(Saved entries)
■ ■ ■ ■
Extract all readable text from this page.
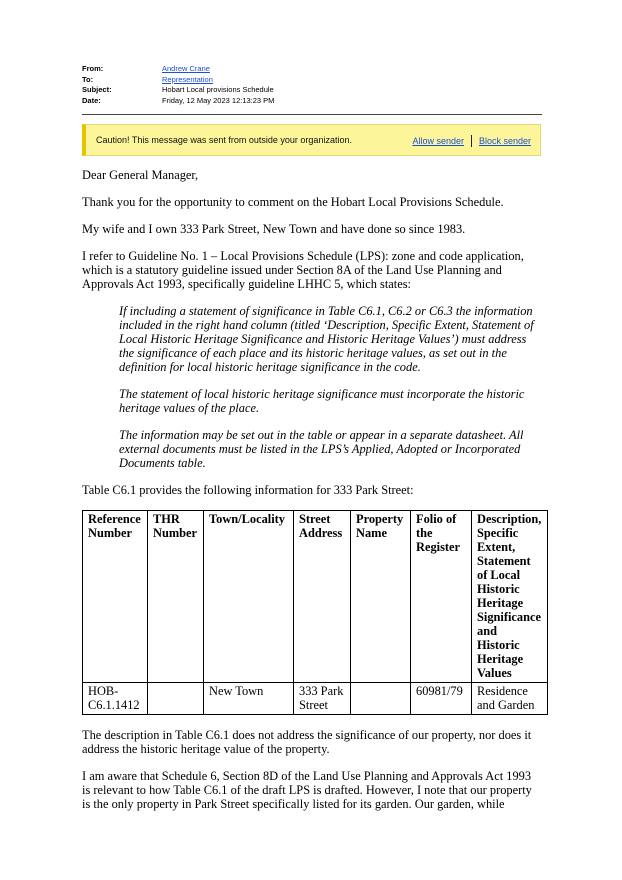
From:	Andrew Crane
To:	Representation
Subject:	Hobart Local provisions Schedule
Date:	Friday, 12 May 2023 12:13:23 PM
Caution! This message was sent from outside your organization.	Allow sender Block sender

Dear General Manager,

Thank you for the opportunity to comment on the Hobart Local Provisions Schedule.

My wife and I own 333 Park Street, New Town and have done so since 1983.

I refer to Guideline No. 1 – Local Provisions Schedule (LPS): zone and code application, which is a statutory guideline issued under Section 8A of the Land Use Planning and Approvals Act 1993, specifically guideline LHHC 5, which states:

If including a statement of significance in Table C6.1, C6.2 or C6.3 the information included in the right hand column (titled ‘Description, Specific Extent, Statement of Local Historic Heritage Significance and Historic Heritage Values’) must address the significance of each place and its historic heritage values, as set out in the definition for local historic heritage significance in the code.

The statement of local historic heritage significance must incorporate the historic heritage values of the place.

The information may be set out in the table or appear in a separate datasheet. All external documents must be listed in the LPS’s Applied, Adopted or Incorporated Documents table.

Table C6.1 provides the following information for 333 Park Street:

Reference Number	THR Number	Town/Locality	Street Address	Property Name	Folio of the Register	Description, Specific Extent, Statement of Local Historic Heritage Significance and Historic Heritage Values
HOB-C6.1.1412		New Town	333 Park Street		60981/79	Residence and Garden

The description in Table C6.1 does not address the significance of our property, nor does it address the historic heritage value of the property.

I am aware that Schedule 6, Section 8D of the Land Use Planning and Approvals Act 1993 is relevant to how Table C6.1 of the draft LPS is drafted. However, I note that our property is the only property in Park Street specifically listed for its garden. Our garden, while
■ ■ ■ ■
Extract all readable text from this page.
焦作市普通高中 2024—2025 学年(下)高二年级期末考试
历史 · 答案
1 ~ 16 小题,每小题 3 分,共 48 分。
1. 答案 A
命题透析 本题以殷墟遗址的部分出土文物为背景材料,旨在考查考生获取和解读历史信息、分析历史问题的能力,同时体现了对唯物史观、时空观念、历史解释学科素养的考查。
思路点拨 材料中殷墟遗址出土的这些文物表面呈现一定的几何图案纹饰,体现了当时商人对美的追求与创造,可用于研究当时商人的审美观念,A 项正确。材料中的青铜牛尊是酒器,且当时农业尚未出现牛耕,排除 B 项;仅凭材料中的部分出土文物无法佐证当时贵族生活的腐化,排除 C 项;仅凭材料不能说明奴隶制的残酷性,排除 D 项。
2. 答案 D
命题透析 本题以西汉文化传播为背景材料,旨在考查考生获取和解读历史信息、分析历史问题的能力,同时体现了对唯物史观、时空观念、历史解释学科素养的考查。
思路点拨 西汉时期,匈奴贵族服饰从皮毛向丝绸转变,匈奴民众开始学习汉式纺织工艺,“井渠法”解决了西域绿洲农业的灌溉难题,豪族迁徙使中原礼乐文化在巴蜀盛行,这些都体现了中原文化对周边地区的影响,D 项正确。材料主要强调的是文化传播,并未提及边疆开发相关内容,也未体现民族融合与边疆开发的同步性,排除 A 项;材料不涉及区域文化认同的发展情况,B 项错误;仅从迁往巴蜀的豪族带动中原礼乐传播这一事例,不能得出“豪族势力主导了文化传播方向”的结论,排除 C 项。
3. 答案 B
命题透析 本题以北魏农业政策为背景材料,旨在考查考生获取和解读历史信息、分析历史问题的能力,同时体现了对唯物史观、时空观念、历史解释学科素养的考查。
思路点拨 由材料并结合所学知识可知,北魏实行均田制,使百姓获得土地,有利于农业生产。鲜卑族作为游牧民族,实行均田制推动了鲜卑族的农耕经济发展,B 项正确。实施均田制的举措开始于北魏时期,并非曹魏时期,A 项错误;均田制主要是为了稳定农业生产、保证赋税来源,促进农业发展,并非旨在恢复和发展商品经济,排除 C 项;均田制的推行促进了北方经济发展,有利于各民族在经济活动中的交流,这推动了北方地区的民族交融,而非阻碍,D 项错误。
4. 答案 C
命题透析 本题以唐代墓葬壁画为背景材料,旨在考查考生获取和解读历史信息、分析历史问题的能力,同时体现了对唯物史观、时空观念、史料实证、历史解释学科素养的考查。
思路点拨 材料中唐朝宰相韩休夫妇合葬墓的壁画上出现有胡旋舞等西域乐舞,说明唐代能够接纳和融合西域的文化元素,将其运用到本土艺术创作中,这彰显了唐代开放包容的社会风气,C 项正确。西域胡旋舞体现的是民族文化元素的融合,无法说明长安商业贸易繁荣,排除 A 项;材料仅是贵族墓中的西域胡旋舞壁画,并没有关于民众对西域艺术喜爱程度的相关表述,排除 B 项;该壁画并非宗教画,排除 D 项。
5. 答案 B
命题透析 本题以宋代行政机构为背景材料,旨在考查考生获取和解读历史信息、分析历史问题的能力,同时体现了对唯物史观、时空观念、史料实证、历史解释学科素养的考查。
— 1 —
■ ■ ■ ■
§ EXERCISE TASK:
Write down every line of the data above that includes the string "Land".

§ WORKED ANSWER:
I refer to Guideline No. 1 – Local Provisions Schedule (LPS): zone and code application, which is a statutory guideline issued under Section 8A of the Land Use Planning and Approvals Act 1993, specifically guideline LHHC 5, which states:
I am aware that Schedule 6, Section 8D of the Land Use Planning and Approvals Act 1993 is relevant to how Table C6.1 of the draft LPS is drafted. However, I note that our property is the only property in Park Street specifically listed for its garden. Our garden, while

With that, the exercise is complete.